§ The task
Set the following entries down again exactly, line by line.

======== Given entries

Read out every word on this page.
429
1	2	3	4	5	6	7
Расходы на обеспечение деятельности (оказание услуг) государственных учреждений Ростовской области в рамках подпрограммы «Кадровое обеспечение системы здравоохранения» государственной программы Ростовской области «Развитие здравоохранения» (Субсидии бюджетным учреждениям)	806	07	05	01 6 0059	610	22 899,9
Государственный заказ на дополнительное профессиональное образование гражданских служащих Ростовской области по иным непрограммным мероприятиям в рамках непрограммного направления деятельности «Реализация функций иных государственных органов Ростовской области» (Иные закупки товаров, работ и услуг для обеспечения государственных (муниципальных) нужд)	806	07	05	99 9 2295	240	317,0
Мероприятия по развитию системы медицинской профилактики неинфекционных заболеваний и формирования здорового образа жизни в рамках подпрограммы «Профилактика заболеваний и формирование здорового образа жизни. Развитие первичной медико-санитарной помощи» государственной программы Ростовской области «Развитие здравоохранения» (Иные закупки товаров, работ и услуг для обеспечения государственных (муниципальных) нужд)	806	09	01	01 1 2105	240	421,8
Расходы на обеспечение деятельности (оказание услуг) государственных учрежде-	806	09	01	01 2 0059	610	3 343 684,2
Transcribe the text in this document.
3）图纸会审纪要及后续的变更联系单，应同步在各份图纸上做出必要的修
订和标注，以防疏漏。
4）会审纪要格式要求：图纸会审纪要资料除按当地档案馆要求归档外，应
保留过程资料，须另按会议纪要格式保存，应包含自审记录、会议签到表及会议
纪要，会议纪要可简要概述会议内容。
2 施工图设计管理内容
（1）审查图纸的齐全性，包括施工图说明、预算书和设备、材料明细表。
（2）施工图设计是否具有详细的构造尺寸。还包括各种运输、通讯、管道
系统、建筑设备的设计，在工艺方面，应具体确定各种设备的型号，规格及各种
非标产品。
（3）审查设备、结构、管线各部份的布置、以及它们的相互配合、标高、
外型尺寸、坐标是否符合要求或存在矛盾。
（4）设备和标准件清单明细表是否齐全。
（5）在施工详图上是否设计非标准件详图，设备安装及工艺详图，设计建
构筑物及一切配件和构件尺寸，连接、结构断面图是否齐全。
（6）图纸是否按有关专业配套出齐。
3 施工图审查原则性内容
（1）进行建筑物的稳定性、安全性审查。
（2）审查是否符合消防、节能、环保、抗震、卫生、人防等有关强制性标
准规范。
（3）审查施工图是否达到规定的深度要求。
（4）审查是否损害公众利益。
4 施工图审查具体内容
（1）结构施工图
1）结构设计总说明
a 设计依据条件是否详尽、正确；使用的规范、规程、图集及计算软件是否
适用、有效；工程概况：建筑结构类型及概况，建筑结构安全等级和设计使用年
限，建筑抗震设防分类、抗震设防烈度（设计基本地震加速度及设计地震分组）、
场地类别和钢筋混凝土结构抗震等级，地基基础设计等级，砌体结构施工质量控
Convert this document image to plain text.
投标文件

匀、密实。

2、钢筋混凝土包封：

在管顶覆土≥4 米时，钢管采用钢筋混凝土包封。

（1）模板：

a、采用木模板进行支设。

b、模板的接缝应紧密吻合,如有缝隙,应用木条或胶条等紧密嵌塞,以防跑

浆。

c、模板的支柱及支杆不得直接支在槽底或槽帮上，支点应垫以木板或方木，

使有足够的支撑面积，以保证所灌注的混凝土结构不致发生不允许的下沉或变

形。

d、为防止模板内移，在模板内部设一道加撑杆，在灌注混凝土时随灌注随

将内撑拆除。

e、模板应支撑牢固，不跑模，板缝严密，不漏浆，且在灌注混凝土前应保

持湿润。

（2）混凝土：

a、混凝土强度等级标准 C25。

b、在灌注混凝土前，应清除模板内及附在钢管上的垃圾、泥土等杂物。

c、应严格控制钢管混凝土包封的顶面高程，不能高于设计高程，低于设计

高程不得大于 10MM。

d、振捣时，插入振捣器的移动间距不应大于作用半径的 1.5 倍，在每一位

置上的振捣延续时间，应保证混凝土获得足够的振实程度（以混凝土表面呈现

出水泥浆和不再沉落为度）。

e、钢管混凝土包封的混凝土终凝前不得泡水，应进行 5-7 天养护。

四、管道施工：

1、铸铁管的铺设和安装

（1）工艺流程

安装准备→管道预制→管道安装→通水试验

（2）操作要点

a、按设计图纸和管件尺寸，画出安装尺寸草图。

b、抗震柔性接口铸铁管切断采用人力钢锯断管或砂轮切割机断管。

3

================

§ Response for this exercise
Read out every word on this page.
429
1	2	3	4	5	6	7
Расходы на обеспечение деятельности (оказание услуг) государственных учреждений Ростовской области в рамках подпрограммы «Кадровое обеспечение системы здравоохранения» государственной программы Ростовской области «Развитие здравоохранения» (Субсидии бюджетным учреждениям)	806	07	05	01 6 0059	610	22 899,9
Государственный заказ на дополнительное профессиональное образование гражданских служащих Ростовской области по иным непрограммным мероприятиям в рамках непрограммного направления деятельности «Реализация функций иных государственных органов Ростовской области» (Иные закупки товаров, работ и услуг для обеспечения государственных (муниципальных) нужд)	806	07	05	99 9 2295	240	317,0
Мероприятия по развитию системы медицинской профилактики неинфекционных заболеваний и формирования здорового образа жизни в рамках подпрограммы «Профилактика заболеваний и формирование здорового образа жизни. Развитие первичной медико-санитарной помощи» государственной программы Ростовской области «Развитие здравоохранения» (Иные закупки товаров, работ и услуг для обеспечения государственных (муниципальных) нужд)	806	09	01	01 1 2105	240	421,8
Расходы на обеспечение деятельности (оказание услуг) государственных учрежде-	806	09	01	01 2 0059	610	3 343 684,2
Transcribe the text in this document.
3）图纸会审纪要及后续的变更联系单，应同步在各份图纸上做出必要的修
订和标注，以防疏漏。
4）会审纪要格式要求：图纸会审纪要资料除按当地档案馆要求归档外，应
保留过程资料，须另按会议纪要格式保存，应包含自审记录、会议签到表及会议
纪要，会议纪要可简要概述会议内容。
2 施工图设计管理内容
（1）审查图纸的齐全性，包括施工图说明、预算书和设备、材料明细表。
（2）施工图设计是否具有详细的构造尺寸。还包括各种运输、通讯、管道
系统、建筑设备的设计，在工艺方面，应具体确定各种设备的型号，规格及各种
非标产品。
（3）审查设备、结构、管线各部份的布置、以及它们的相互配合、标高、
外型尺寸、坐标是否符合要求或存在矛盾。
（4）设备和标准件清单明细表是否齐全。
（5）在施工详图上是否设计非标准件详图，设备安装及工艺详图，设计建
构筑物及一切配件和构件尺寸，连接、结构断面图是否齐全。
（6）图纸是否按有关专业配套出齐。
3 施工图审查原则性内容
（1）进行建筑物的稳定性、安全性审查。
（2）审查是否符合消防、节能、环保、抗震、卫生、人防等有关强制性标
准规范。
（3）审查施工图是否达到规定的深度要求。
（4）审查是否损害公众利益。
4 施工图审查具体内容
（1）结构施工图
1）结构设计总说明
a 设计依据条件是否详尽、正确；使用的规范、规程、图集及计算软件是否
适用、有效；工程概况：建筑结构类型及概况，建筑结构安全等级和设计使用年
限，建筑抗震设防分类、抗震设防烈度（设计基本地震加速度及设计地震分组）、
场地类别和钢筋混凝土结构抗震等级，地基基础设计等级，砌体结构施工质量控
Convert this document image to plain text.
投标文件

匀、密实。

2、钢筋混凝土包封：

在管顶覆土≥4 米时，钢管采用钢筋混凝土包封。

（1）模板：

a、采用木模板进行支设。

b、模板的接缝应紧密吻合,如有缝隙,应用木条或胶条等紧密嵌塞,以防跑

浆。

c、模板的支柱及支杆不得直接支在槽底或槽帮上，支点应垫以木板或方木，

使有足够的支撑面积，以保证所灌注的混凝土结构不致发生不允许的下沉或变

形。

d、为防止模板内移，在模板内部设一道加撑杆，在灌注混凝土时随灌注随

将内撑拆除。

e、模板应支撑牢固，不跑模，板缝严密，不漏浆，且在灌注混凝土前应保

持湿润。

（2）混凝土：

a、混凝土强度等级标准 C25。

b、在灌注混凝土前，应清除模板内及附在钢管上的垃圾、泥土等杂物。

c、应严格控制钢管混凝土包封的顶面高程，不能高于设计高程，低于设计

高程不得大于 10MM。

d、振捣时，插入振捣器的移动间距不应大于作用半径的 1.5 倍，在每一位

置上的振捣延续时间，应保证混凝土获得足够的振实程度（以混凝土表面呈现

出水泥浆和不再沉落为度）。

e、钢管混凝土包封的混凝土终凝前不得泡水，应进行 5-7 天养护。

四、管道施工：

1、铸铁管的铺设和安装

（1）工艺流程

安装准备→管道预制→管道安装→通水试验

（2）操作要点

a、按设计图纸和管件尺寸，画出安装尺寸草图。

b、抗震柔性接口铸铁管切断采用人力钢锯断管或砂轮切割机断管。

3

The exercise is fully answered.